(Supplied data)

- - - -

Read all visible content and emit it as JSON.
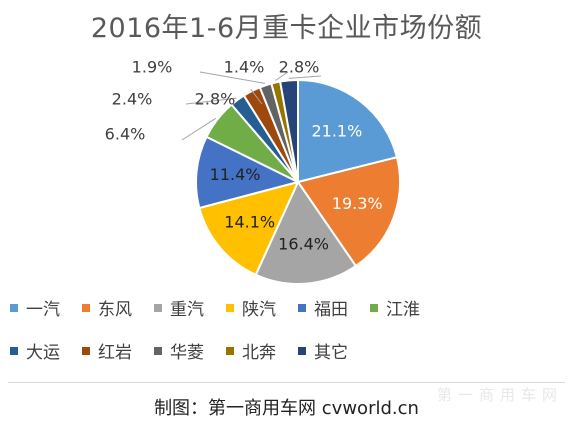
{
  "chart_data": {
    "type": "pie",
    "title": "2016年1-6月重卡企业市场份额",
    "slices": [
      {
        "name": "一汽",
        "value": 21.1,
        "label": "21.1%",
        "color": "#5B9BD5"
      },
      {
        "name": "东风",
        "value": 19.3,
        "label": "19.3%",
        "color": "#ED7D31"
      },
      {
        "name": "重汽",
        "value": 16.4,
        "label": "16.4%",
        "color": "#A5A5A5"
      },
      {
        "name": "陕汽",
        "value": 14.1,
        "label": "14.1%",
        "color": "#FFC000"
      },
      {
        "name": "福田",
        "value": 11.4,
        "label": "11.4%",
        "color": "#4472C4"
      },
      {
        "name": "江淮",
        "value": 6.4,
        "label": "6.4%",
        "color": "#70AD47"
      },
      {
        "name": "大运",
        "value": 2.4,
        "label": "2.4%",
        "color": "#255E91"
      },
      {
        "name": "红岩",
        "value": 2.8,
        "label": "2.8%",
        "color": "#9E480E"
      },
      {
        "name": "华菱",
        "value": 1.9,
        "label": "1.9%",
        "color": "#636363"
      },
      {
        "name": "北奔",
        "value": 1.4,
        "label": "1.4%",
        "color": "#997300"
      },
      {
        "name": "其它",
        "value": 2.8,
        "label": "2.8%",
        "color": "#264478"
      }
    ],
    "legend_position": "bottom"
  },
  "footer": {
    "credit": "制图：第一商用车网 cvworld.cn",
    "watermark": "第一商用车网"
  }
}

- - - -

(Task directions)
Only the count is needed: the number of lines in the data that include the word "label".

(Result of the exercise)
11